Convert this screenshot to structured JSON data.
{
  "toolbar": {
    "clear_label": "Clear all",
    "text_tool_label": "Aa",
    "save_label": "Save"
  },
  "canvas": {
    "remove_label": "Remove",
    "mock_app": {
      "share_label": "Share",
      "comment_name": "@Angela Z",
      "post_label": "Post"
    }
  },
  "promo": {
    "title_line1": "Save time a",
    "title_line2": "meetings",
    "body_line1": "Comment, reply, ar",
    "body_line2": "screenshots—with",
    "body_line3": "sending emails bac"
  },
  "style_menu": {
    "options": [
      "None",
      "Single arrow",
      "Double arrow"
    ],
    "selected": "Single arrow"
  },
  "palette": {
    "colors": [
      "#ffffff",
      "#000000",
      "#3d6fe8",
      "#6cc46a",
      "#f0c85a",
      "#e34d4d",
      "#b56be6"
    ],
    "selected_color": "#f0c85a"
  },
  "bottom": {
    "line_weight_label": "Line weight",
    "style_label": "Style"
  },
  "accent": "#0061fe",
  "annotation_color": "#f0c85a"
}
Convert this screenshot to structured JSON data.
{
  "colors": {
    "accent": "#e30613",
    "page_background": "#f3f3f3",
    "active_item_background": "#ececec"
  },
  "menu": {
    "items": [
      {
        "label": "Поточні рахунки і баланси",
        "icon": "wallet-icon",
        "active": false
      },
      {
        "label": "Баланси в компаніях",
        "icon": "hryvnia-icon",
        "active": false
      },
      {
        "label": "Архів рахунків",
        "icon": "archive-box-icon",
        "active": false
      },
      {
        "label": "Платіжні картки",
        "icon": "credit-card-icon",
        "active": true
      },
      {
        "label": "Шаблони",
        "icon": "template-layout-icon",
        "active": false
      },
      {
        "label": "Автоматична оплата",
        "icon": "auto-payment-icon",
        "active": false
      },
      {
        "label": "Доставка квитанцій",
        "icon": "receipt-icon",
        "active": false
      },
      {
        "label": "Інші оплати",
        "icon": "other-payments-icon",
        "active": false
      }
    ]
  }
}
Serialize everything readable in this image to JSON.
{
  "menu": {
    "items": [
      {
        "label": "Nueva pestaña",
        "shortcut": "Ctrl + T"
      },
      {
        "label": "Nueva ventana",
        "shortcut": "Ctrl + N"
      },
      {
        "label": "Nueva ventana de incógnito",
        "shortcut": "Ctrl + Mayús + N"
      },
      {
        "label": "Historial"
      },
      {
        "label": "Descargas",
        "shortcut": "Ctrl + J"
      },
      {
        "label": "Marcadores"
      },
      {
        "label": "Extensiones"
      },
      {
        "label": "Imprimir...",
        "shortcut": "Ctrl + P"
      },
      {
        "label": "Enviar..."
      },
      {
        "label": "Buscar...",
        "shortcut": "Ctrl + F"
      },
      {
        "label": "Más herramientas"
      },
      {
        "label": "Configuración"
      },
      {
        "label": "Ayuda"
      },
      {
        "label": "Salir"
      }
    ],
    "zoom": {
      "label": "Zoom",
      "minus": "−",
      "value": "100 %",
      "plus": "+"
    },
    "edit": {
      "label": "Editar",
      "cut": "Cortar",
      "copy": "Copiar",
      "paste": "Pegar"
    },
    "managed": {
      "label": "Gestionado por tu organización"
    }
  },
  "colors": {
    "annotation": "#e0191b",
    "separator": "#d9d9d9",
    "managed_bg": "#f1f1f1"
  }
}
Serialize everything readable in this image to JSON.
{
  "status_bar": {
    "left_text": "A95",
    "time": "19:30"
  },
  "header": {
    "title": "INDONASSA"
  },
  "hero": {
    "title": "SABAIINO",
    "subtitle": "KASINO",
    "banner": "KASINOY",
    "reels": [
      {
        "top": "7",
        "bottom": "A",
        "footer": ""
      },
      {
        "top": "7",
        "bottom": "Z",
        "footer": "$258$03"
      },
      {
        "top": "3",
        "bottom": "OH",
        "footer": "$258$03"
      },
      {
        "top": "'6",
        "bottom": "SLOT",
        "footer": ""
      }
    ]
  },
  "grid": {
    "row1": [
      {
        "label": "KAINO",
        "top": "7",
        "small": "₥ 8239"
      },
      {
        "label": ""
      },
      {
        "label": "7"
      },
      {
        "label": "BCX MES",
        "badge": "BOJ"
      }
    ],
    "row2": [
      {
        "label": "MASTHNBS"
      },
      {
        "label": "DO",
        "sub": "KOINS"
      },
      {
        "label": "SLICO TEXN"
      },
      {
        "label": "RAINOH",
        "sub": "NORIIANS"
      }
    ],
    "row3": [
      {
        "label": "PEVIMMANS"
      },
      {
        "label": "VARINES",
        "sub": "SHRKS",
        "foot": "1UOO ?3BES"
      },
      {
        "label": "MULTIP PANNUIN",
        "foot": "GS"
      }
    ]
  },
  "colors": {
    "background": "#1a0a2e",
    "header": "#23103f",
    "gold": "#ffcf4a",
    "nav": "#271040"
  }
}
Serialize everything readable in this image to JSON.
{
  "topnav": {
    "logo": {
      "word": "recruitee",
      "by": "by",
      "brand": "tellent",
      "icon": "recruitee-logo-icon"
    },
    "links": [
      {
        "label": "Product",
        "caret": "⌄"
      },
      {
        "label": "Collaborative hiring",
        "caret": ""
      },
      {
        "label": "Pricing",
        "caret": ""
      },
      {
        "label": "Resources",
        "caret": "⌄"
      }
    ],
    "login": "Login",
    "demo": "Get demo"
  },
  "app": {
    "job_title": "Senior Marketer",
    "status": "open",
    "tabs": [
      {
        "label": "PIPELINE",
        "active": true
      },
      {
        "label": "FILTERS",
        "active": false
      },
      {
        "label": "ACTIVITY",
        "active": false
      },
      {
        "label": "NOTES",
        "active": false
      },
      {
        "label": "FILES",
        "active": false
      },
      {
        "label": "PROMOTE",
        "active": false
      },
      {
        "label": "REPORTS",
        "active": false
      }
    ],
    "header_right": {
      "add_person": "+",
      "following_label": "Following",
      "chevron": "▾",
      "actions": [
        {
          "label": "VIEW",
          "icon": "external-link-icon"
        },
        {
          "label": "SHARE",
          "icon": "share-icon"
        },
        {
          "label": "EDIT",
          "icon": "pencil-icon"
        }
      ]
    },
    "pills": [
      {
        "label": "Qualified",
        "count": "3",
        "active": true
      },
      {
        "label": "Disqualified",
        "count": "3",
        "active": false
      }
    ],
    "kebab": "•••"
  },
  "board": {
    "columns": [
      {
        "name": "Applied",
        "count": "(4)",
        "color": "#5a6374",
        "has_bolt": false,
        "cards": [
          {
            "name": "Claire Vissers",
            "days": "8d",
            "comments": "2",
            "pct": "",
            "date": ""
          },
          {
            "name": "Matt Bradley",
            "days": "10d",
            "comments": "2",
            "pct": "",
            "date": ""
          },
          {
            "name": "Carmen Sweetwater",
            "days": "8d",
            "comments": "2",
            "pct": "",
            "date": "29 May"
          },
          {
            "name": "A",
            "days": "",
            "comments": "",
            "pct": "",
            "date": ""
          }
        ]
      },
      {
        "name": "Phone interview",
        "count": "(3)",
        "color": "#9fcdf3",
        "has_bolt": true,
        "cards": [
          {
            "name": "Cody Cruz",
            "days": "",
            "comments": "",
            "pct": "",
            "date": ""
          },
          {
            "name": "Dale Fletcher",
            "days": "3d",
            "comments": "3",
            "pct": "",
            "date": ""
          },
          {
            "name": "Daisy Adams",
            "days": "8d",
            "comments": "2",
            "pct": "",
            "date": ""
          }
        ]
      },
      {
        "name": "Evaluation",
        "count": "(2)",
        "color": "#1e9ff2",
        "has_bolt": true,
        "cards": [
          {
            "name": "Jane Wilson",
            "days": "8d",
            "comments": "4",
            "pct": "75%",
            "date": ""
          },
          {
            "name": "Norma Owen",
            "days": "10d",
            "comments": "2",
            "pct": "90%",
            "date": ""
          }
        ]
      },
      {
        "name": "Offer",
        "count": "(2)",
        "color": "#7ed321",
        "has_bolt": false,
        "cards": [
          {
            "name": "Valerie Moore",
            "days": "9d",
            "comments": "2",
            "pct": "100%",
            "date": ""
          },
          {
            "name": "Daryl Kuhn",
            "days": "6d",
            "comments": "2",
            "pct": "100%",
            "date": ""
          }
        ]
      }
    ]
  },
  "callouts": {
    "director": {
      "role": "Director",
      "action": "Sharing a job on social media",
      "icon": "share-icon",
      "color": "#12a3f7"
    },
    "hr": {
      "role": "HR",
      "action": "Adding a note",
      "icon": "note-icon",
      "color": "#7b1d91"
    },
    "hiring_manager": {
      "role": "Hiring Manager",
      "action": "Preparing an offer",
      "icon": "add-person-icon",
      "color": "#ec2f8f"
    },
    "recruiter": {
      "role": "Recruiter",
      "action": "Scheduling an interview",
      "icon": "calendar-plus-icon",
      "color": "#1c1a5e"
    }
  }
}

Written request: Within the data above, pick out all lines holding the word "ventana".

Solution to this problem:
        "label": "Nueva ventana",
        "label": "Nueva ventana de incógnito",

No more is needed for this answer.